*Objective*
Repeat all of the data precisely.

[Dataset entries]
++++++++++

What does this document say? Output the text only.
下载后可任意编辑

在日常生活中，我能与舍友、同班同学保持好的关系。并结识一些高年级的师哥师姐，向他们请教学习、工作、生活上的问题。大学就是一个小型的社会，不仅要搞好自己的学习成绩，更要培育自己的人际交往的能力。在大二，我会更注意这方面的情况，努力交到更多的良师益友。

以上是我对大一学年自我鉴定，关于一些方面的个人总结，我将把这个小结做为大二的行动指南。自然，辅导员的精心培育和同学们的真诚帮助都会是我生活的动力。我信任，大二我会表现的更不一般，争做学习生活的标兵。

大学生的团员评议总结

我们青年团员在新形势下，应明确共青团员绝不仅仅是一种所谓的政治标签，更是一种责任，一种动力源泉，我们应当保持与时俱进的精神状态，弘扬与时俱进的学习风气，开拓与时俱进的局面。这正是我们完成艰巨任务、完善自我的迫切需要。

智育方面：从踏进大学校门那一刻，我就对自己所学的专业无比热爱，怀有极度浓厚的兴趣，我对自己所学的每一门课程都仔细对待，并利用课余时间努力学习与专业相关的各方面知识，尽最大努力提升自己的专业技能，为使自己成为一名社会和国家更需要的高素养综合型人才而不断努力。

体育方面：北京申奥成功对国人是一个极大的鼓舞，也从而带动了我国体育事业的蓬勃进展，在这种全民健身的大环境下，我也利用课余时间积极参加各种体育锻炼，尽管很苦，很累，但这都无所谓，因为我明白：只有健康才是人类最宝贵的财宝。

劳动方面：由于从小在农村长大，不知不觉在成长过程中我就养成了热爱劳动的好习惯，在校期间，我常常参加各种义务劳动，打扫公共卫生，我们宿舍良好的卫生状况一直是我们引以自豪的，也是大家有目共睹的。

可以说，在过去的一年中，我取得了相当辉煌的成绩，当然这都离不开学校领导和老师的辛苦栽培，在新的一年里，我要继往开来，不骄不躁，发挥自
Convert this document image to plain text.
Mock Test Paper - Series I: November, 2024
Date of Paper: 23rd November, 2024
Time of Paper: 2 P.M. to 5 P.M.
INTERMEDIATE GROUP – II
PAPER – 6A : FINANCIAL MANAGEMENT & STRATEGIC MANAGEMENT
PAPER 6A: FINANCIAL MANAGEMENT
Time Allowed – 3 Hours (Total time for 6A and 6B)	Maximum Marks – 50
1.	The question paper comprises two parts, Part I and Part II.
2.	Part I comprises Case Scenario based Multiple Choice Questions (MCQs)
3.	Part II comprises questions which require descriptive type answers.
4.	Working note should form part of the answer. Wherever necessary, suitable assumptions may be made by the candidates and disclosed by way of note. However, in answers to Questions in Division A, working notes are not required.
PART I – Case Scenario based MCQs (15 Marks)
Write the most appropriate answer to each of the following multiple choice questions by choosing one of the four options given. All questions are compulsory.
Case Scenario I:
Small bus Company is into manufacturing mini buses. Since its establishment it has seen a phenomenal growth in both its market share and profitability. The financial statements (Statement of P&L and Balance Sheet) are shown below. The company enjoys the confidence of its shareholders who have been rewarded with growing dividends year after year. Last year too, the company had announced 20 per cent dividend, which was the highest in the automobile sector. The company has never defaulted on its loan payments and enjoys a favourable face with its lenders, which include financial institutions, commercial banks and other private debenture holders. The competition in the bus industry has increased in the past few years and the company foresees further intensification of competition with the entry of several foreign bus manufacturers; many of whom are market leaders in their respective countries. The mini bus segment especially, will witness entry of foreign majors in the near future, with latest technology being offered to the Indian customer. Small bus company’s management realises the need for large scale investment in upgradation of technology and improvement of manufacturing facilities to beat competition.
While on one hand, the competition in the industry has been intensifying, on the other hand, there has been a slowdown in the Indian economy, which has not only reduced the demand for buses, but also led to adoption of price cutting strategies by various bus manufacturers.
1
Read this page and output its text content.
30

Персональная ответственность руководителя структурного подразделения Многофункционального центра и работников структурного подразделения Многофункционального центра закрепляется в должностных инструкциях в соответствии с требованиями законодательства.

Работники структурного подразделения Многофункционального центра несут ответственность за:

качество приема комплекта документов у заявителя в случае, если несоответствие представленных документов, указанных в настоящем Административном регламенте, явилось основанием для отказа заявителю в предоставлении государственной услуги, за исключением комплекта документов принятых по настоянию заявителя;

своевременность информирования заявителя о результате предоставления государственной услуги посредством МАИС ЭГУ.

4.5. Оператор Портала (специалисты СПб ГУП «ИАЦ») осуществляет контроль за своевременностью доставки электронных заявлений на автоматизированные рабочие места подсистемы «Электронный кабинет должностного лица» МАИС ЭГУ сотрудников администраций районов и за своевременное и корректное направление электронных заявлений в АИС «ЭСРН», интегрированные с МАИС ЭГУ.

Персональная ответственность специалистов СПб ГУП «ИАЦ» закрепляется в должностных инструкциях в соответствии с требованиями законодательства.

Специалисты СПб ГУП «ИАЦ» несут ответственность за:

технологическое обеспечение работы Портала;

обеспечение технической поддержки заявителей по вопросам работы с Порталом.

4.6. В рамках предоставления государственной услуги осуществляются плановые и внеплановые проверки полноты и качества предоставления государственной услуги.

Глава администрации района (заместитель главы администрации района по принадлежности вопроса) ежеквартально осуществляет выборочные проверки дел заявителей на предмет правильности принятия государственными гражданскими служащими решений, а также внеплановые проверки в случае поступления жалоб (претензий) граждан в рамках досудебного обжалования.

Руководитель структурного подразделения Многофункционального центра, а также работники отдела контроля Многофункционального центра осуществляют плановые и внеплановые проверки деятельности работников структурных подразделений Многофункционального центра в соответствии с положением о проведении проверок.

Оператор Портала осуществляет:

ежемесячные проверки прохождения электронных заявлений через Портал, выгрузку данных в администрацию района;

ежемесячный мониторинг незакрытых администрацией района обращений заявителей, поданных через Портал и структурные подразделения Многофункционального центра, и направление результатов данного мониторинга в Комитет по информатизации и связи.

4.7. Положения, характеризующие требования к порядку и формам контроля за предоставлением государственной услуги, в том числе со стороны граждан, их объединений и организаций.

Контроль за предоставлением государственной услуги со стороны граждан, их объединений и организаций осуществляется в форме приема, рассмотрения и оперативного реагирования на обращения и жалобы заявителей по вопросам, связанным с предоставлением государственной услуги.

++++++++++

*Complete output*
What does this document say? Output the text only.
下载后可任意编辑

在日常生活中，我能与舍友、同班同学保持好的关系。并结识一些高年级的师哥师姐，向他们请教学习、工作、生活上的问题。大学就是一个小型的社会，不仅要搞好自己的学习成绩，更要培育自己的人际交往的能力。在大二，我会更注意这方面的情况，努力交到更多的良师益友。

以上是我对大一学年自我鉴定，关于一些方面的个人总结，我将把这个小结做为大二的行动指南。自然，辅导员的精心培育和同学们的真诚帮助都会是我生活的动力。我信任，大二我会表现的更不一般，争做学习生活的标兵。

大学生的团员评议总结

我们青年团员在新形势下，应明确共青团员绝不仅仅是一种所谓的政治标签，更是一种责任，一种动力源泉，我们应当保持与时俱进的精神状态，弘扬与时俱进的学习风气，开拓与时俱进的局面。这正是我们完成艰巨任务、完善自我的迫切需要。

智育方面：从踏进大学校门那一刻，我就对自己所学的专业无比热爱，怀有极度浓厚的兴趣，我对自己所学的每一门课程都仔细对待，并利用课余时间努力学习与专业相关的各方面知识，尽最大努力提升自己的专业技能，为使自己成为一名社会和国家更需要的高素养综合型人才而不断努力。

体育方面：北京申奥成功对国人是一个极大的鼓舞，也从而带动了我国体育事业的蓬勃进展，在这种全民健身的大环境下，我也利用课余时间积极参加各种体育锻炼，尽管很苦，很累，但这都无所谓，因为我明白：只有健康才是人类最宝贵的财宝。

劳动方面：由于从小在农村长大，不知不觉在成长过程中我就养成了热爱劳动的好习惯，在校期间，我常常参加各种义务劳动，打扫公共卫生，我们宿舍良好的卫生状况一直是我们引以自豪的，也是大家有目共睹的。

可以说，在过去的一年中，我取得了相当辉煌的成绩，当然这都离不开学校领导和老师的辛苦栽培，在新的一年里，我要继往开来，不骄不躁，发挥自
Convert this document image to plain text.
Mock Test Paper - Series I: November, 2024
Date of Paper: 23rd November, 2024
Time of Paper: 2 P.M. to 5 P.M.
INTERMEDIATE GROUP – II
PAPER – 6A : FINANCIAL MANAGEMENT & STRATEGIC MANAGEMENT
PAPER 6A: FINANCIAL MANAGEMENT
Time Allowed – 3 Hours (Total time for 6A and 6B)	Maximum Marks – 50
1.	The question paper comprises two parts, Part I and Part II.
2.	Part I comprises Case Scenario based Multiple Choice Questions (MCQs)
3.	Part II comprises questions which require descriptive type answers.
4.	Working note should form part of the answer. Wherever necessary, suitable assumptions may be made by the candidates and disclosed by way of note. However, in answers to Questions in Division A, working notes are not required.
PART I – Case Scenario based MCQs (15 Marks)
Write the most appropriate answer to each of the following multiple choice questions by choosing one of the four options given. All questions are compulsory.
Case Scenario I:
Small bus Company is into manufacturing mini buses. Since its establishment it has seen a phenomenal growth in both its market share and profitability. The financial statements (Statement of P&L and Balance Sheet) are shown below. The company enjoys the confidence of its shareholders who have been rewarded with growing dividends year after year. Last year too, the company had announced 20 per cent dividend, which was the highest in the automobile sector. The company has never defaulted on its loan payments and enjoys a favourable face with its lenders, which include financial institutions, commercial banks and other private debenture holders. The competition in the bus industry has increased in the past few years and the company foresees further intensification of competition with the entry of several foreign bus manufacturers; many of whom are market leaders in their respective countries. The mini bus segment especially, will witness entry of foreign majors in the near future, with latest technology being offered to the Indian customer. Small bus company’s management realises the need for large scale investment in upgradation of technology and improvement of manufacturing facilities to beat competition.
While on one hand, the competition in the industry has been intensifying, on the other hand, there has been a slowdown in the Indian economy, which has not only reduced the demand for buses, but also led to adoption of price cutting strategies by various bus manufacturers.
1
Read this page and output its text content.
30

Персональная ответственность руководителя структурного подразделения Многофункционального центра и работников структурного подразделения Многофункционального центра закрепляется в должностных инструкциях в соответствии с требованиями законодательства.

Работники структурного подразделения Многофункционального центра несут ответственность за:

качество приема комплекта документов у заявителя в случае, если несоответствие представленных документов, указанных в настоящем Административном регламенте, явилось основанием для отказа заявителю в предоставлении государственной услуги, за исключением комплекта документов принятых по настоянию заявителя;

своевременность информирования заявителя о результате предоставления государственной услуги посредством МАИС ЭГУ.

4.5. Оператор Портала (специалисты СПб ГУП «ИАЦ») осуществляет контроль за своевременностью доставки электронных заявлений на автоматизированные рабочие места подсистемы «Электронный кабинет должностного лица» МАИС ЭГУ сотрудников администраций районов и за своевременное и корректное направление электронных заявлений в АИС «ЭСРН», интегрированные с МАИС ЭГУ.

Персональная ответственность специалистов СПб ГУП «ИАЦ» закрепляется в должностных инструкциях в соответствии с требованиями законодательства.

Специалисты СПб ГУП «ИАЦ» несут ответственность за:

технологическое обеспечение работы Портала;

обеспечение технической поддержки заявителей по вопросам работы с Порталом.

4.6. В рамках предоставления государственной услуги осуществляются плановые и внеплановые проверки полноты и качества предоставления государственной услуги.

Глава администрации района (заместитель главы администрации района по принадлежности вопроса) ежеквартально осуществляет выборочные проверки дел заявителей на предмет правильности принятия государственными гражданскими служащими решений, а также внеплановые проверки в случае поступления жалоб (претензий) граждан в рамках досудебного обжалования.

Руководитель структурного подразделения Многофункционального центра, а также работники отдела контроля Многофункционального центра осуществляют плановые и внеплановые проверки деятельности работников структурных подразделений Многофункционального центра в соответствии с положением о проведении проверок.

Оператор Портала осуществляет:

ежемесячные проверки прохождения электронных заявлений через Портал, выгрузку данных в администрацию района;

ежемесячный мониторинг незакрытых администрацией района обращений заявителей, поданных через Портал и структурные подразделения Многофункционального центра, и направление результатов данного мониторинга в Комитет по информатизации и связи.

4.7. Положения, характеризующие требования к порядку и формам контроля за предоставлением государственной услуги, в том числе со стороны граждан, их объединений и организаций.

Контроль за предоставлением государственной услуги со стороны граждан, их объединений и организаций осуществляется в форме приема, рассмотрения и оперативного реагирования на обращения и жалобы заявителей по вопросам, связанным с предоставлением государственной услуги.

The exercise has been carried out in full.